▸ Material provided
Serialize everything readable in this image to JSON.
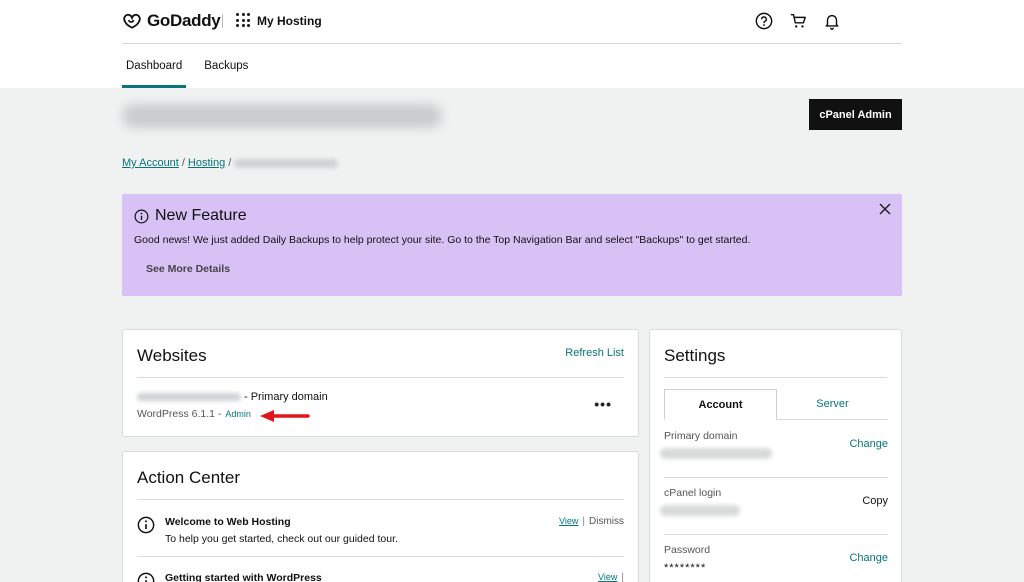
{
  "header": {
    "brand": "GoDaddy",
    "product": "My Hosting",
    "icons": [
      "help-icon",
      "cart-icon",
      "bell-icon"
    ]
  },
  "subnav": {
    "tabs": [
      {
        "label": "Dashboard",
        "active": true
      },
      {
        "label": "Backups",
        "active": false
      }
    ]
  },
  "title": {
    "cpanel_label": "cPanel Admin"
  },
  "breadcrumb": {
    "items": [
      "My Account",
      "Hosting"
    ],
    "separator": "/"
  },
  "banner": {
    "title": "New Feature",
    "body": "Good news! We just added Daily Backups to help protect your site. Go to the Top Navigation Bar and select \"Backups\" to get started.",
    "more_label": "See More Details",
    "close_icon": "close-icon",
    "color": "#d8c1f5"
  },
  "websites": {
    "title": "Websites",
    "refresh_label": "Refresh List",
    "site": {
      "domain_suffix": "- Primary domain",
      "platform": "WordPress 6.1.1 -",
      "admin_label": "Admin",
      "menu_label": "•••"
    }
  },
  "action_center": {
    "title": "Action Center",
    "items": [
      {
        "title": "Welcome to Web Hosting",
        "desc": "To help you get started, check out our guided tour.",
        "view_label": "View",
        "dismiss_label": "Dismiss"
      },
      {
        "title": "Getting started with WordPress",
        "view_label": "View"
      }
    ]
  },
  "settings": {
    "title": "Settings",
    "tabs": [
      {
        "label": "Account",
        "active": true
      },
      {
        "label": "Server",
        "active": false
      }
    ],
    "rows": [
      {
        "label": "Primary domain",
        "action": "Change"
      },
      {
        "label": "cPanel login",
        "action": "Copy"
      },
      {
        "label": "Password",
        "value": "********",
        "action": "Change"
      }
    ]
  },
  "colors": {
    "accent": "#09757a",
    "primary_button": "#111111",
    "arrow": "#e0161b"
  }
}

▸ Written instruction
Set down all the data again exactly as above, pictures excluded.

▸ Exercise answer
Serialize everything readable in this image to JSON.
{
  "header": {
    "brand": "GoDaddy",
    "product": "My Hosting",
    "icons": [
      "help-icon",
      "cart-icon",
      "bell-icon"
    ]
  },
  "subnav": {
    "tabs": [
      {
        "label": "Dashboard",
        "active": true
      },
      {
        "label": "Backups",
        "active": false
      }
    ]
  },
  "title": {
    "cpanel_label": "cPanel Admin"
  },
  "breadcrumb": {
    "items": [
      "My Account",
      "Hosting"
    ],
    "separator": "/"
  },
  "banner": {
    "title": "New Feature",
    "body": "Good news! We just added Daily Backups to help protect your site. Go to the Top Navigation Bar and select \"Backups\" to get started.",
    "more_label": "See More Details",
    "close_icon": "close-icon",
    "color": "#d8c1f5"
  },
  "websites": {
    "title": "Websites",
    "refresh_label": "Refresh List",
    "site": {
      "domain_suffix": "- Primary domain",
      "platform": "WordPress 6.1.1 -",
      "admin_label": "Admin",
      "menu_label": "•••"
    }
  },
  "action_center": {
    "title": "Action Center",
    "items": [
      {
        "title": "Welcome to Web Hosting",
        "desc": "To help you get started, check out our guided tour.",
        "view_label": "View",
        "dismiss_label": "Dismiss"
      },
      {
        "title": "Getting started with WordPress",
        "view_label": "View"
      }
    ]
  },
  "settings": {
    "title": "Settings",
    "tabs": [
      {
        "label": "Account",
        "active": true
      },
      {
        "label": "Server",
        "active": false
      }
    ],
    "rows": [
      {
        "label": "Primary domain",
        "action": "Change"
      },
      {
        "label": "cPanel login",
        "action": "Copy"
      },
      {
        "label": "Password",
        "value": "********",
        "action": "Change"
      }
    ]
  },
  "colors": {
    "accent": "#09757a",
    "primary_button": "#111111",
    "arrow": "#e0161b"
  }
}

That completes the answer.